▶ _TASK PROMPT_: Copy all lines in which the word "Metadata" can be found.

━━━━━ MATERIAL FOR THIS EXERCISE ━━━━━

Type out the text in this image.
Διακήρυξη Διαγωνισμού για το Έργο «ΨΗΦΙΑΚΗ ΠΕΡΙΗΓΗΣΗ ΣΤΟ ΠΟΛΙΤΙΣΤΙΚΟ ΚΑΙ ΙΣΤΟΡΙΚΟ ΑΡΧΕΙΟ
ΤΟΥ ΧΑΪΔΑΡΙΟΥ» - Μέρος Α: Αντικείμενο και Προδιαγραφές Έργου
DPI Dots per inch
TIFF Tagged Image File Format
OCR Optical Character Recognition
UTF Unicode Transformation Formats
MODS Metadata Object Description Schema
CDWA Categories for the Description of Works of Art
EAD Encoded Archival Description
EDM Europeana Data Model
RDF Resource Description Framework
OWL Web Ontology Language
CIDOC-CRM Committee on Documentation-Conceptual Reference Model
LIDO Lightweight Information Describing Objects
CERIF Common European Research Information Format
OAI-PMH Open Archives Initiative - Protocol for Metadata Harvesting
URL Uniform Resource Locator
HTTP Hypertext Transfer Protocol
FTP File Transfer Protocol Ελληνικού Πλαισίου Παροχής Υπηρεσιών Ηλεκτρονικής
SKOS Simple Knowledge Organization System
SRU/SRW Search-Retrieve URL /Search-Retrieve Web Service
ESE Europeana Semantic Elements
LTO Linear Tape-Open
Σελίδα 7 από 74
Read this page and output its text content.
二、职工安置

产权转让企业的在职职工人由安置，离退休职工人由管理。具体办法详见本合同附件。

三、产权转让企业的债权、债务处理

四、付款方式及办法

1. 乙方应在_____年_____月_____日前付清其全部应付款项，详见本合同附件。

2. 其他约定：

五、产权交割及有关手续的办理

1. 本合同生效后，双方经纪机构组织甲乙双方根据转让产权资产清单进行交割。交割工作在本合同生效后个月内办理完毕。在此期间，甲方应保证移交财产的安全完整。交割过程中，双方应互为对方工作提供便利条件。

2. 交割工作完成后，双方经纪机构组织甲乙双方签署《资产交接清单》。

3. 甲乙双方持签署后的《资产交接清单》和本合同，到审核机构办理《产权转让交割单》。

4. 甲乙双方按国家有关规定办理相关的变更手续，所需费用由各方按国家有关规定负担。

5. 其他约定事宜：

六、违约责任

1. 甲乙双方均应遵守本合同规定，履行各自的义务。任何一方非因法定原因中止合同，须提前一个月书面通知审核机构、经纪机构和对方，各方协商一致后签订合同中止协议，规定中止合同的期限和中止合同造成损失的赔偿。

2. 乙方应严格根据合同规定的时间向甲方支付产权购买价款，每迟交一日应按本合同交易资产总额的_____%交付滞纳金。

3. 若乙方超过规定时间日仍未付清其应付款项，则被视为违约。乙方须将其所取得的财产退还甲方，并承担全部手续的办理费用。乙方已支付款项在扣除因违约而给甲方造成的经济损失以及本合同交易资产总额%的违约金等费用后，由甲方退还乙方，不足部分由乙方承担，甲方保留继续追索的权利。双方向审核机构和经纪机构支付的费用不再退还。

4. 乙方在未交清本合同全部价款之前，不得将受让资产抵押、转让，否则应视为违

━━━━━

▶ _ANSWER TO THIS TASK_:
MODS Metadata Object Description Schema
OAI-PMH Open Archives Initiative - Protocol for Metadata Harvesting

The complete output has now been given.